= Directions for this task =
According to the retirement savings article, what is the only issue with reviewing last year's spending?
#### Selected passage ####
How Much Money Do You Need For Retirement? Discover Your Answer Here

how much money do you need for retirementI have come across a handful of magazine articles answering the question, how much money do you need for retirement?

Sadly, most people have absolutely no idea how much they will need in order to retire.

They see the magazine headlines talking about $2 million dollars and think saving this amount of money is impossible.

So they give up before they even start.

Don’t do this.

You don’t need $2 million for retirement. In many cases you need a lot less. And in all cases, having something is a lot better than having nothing, even if that something is $25,000.

Trust me, I’ll show you why.

This post is going to walk you through the steps to figure out how much you need to save for retirement and how to see where you currently stand.

This process is easy to do and involves some basic math. And you’ll have your answer in a short amount of time. Let’s get started.

Figuring Out How Much You Need For Retirement

Step #1. Figuring Out Your Spending

In order to know exactly how much money you will need for retirement, you need to have an idea of how much you will spend in retirement.

I know you are thinking, “How in the world will I figure this out?”

Luckily there are a couple of options for you to figure it out.

Option #1: Create A Budget

In order to get an idea of how much you will spend, you need to assess how much you are currently spending.

This requires a budget.

By seeing where your money goes, you will get a good idea of how much money you are saving and spending each year.

And while it might not seem that important now, knowing these 2 numbers will help you tremendously down the road.

But first, here are some resources to help you set up a budget.

  • Check out my post on learning to budget. It will walk you through setting up a budget for the very first time.
  • Afterwards, you can check out my post of excel budget templates. This post has a handful of free budget templates to make the process of budgeting easy.
  • Finally, if excel isn’t your friend, you can use software to help you out. Check out You Need A Budget as an option.

Once you start plugging in numbers for a couple of months, you will get an idea of how much you are spending.

You can then multiply this number out for the year to get your annual spending amount.

If you want an answer to the amount of savings needed for retirement quicker, you can check out the next option.

Option #2: Review Last Year’s Spending

While should still set up a budget, there is an alternative way to figure out your spending.

Look at last year’s bank statements and credit card statements. You can total up all of the expenses for each month to see how much you spend per year.

In many cases, you might even be able to simply download the annual summary as opposed to each month, saving you time and additional math skills.

The only issue with going this route is if last year was an outlier for you.

For example, if you spent more money than usual doing a remodeling project or making a major purchase.
#### Data lines ####
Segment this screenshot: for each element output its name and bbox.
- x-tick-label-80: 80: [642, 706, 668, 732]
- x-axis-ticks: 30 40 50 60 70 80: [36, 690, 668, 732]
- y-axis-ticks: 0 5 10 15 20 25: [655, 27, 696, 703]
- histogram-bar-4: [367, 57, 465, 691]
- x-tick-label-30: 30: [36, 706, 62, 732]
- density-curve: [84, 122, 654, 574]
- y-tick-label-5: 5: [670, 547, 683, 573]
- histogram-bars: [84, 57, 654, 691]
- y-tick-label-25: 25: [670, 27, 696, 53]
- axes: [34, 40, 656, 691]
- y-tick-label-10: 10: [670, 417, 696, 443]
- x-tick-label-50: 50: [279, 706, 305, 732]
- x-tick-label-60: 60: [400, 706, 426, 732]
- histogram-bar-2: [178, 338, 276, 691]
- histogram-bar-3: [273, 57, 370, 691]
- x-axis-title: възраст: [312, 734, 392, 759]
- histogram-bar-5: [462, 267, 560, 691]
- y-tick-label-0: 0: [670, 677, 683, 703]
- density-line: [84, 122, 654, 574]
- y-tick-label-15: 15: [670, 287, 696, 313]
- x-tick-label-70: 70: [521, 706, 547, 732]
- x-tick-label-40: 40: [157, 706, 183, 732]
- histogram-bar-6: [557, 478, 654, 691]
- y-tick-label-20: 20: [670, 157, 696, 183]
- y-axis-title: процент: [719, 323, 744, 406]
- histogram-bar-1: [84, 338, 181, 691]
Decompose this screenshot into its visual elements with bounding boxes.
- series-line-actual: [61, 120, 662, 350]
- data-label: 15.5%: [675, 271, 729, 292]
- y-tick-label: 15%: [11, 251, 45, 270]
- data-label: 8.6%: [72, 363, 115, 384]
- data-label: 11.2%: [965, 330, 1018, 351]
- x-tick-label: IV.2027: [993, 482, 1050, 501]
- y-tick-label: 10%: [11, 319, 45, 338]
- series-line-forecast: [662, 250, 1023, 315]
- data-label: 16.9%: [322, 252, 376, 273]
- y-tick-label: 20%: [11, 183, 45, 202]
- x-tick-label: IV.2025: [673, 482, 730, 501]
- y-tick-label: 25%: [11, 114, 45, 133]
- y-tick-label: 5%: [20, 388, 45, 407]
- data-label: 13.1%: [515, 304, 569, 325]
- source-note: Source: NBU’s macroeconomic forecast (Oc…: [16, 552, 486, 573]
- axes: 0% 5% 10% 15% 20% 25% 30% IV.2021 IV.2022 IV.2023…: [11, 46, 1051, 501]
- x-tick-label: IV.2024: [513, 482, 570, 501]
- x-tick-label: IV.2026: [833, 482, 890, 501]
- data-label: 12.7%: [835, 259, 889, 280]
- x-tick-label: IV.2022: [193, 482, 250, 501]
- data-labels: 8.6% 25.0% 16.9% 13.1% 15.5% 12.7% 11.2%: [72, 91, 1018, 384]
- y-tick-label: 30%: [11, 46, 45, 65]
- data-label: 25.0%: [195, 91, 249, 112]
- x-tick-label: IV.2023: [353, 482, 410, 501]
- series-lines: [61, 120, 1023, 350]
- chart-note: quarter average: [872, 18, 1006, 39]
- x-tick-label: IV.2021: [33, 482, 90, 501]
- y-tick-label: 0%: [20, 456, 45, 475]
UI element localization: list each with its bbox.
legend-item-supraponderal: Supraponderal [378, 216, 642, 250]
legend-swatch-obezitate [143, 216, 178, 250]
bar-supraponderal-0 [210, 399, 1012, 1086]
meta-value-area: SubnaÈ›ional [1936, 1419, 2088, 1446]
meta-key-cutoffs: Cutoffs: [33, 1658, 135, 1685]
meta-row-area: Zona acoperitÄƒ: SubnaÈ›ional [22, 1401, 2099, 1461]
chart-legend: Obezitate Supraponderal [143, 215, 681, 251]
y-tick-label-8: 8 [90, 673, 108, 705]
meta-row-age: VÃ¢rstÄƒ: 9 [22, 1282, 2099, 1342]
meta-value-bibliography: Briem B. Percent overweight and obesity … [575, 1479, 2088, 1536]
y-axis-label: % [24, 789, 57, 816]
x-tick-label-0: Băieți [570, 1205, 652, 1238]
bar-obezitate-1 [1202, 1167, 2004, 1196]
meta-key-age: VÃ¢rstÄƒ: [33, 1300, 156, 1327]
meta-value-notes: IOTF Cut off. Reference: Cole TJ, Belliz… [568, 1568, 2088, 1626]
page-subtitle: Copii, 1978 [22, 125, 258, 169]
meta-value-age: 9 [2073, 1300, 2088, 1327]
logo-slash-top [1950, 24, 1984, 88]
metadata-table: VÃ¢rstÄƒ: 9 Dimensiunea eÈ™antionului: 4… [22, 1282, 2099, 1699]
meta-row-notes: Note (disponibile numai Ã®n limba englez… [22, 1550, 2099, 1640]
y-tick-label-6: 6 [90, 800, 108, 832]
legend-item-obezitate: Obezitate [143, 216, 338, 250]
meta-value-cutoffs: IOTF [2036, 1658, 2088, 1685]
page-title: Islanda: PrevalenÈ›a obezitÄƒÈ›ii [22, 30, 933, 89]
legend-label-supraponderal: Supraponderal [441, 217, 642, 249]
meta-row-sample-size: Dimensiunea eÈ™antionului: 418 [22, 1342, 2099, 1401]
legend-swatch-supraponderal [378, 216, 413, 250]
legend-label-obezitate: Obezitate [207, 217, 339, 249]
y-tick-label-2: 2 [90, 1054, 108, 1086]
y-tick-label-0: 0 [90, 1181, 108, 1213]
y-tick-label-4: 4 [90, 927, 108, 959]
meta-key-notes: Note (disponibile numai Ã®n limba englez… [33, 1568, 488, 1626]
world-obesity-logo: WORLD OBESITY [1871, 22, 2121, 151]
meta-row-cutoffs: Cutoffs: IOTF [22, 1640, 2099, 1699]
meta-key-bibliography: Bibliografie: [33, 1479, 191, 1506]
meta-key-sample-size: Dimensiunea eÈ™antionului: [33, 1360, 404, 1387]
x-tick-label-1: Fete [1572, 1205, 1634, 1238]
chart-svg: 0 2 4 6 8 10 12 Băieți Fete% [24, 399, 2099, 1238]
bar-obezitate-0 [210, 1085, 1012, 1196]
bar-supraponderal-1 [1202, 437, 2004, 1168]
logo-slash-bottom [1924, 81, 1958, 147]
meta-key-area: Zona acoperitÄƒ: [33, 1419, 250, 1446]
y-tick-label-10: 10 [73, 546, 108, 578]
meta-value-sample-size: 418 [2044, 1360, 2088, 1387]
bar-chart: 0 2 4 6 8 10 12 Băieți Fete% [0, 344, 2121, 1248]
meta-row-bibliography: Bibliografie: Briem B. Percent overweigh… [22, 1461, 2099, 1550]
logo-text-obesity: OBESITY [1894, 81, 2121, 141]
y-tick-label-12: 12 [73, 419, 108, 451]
####
= Answer below =
Last year might have been an outlier, such as a year with a remodeling project or a major purchase.